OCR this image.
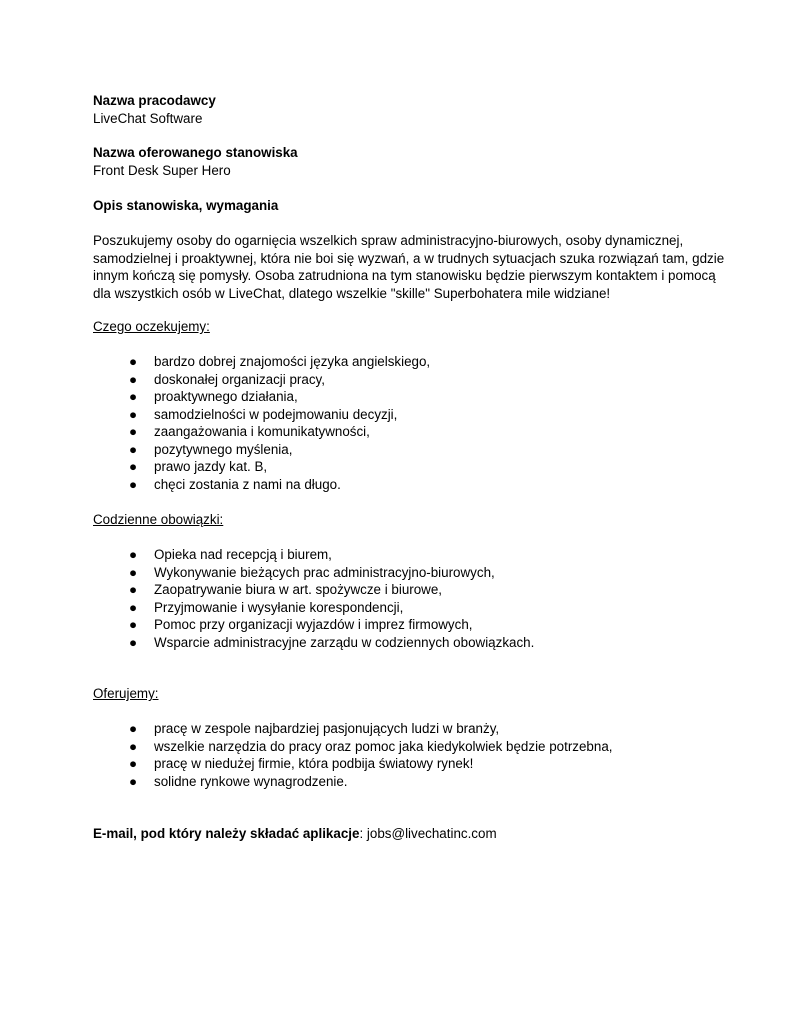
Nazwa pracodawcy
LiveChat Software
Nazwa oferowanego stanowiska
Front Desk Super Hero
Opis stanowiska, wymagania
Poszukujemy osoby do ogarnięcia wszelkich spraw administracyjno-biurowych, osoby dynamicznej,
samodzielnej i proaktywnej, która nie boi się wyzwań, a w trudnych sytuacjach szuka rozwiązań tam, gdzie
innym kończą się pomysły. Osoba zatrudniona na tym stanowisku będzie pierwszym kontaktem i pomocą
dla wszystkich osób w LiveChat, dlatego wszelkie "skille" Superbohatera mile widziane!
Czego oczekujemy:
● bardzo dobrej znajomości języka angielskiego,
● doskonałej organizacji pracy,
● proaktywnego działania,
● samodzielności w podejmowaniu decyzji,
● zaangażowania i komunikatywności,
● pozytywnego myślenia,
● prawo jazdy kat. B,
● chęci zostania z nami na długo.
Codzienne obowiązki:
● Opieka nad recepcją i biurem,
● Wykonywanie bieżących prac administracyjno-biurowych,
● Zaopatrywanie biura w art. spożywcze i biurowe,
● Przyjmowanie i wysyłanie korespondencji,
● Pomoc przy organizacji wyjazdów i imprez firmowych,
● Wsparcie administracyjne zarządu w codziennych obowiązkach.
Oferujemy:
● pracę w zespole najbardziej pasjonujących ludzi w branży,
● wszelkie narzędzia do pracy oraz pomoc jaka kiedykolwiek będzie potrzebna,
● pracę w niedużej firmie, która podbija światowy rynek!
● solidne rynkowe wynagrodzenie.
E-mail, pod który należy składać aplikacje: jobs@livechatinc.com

□ □ □ □

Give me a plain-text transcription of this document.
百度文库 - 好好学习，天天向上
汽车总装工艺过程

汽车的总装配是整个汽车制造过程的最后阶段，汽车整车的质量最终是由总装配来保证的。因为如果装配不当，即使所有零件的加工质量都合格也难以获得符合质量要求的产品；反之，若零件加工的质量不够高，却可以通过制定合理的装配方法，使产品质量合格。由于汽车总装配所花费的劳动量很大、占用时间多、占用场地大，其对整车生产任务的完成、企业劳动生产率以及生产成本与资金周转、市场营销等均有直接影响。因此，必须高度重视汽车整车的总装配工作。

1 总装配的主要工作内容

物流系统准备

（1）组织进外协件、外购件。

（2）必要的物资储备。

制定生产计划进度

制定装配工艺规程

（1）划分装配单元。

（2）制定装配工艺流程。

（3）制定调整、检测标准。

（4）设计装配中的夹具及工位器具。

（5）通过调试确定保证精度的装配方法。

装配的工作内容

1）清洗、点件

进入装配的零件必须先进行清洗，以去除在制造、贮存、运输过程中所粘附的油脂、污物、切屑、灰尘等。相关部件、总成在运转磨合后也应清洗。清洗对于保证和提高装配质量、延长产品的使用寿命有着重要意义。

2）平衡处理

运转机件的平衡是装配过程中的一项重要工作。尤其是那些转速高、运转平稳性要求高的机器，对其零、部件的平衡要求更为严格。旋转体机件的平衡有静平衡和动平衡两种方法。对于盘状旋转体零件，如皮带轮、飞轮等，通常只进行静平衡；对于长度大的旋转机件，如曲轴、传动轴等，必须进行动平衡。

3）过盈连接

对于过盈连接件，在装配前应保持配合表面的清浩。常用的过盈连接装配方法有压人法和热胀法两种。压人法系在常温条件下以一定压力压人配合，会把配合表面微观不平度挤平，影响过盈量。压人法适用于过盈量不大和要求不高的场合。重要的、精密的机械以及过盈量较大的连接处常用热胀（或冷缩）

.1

□ □ □ □

• WHAT IS REQUIRED: Each line that holds the word "wszelkie" is to be copied.

• EXERCISE ANSWER:
dla wszystkich osób w LiveChat, dlatego wszelkie "skille" Superbohatera mile widziane!
● wszelkie narzędzia do pracy oraz pomoc jaka kiedykolwiek będzie potrzebna,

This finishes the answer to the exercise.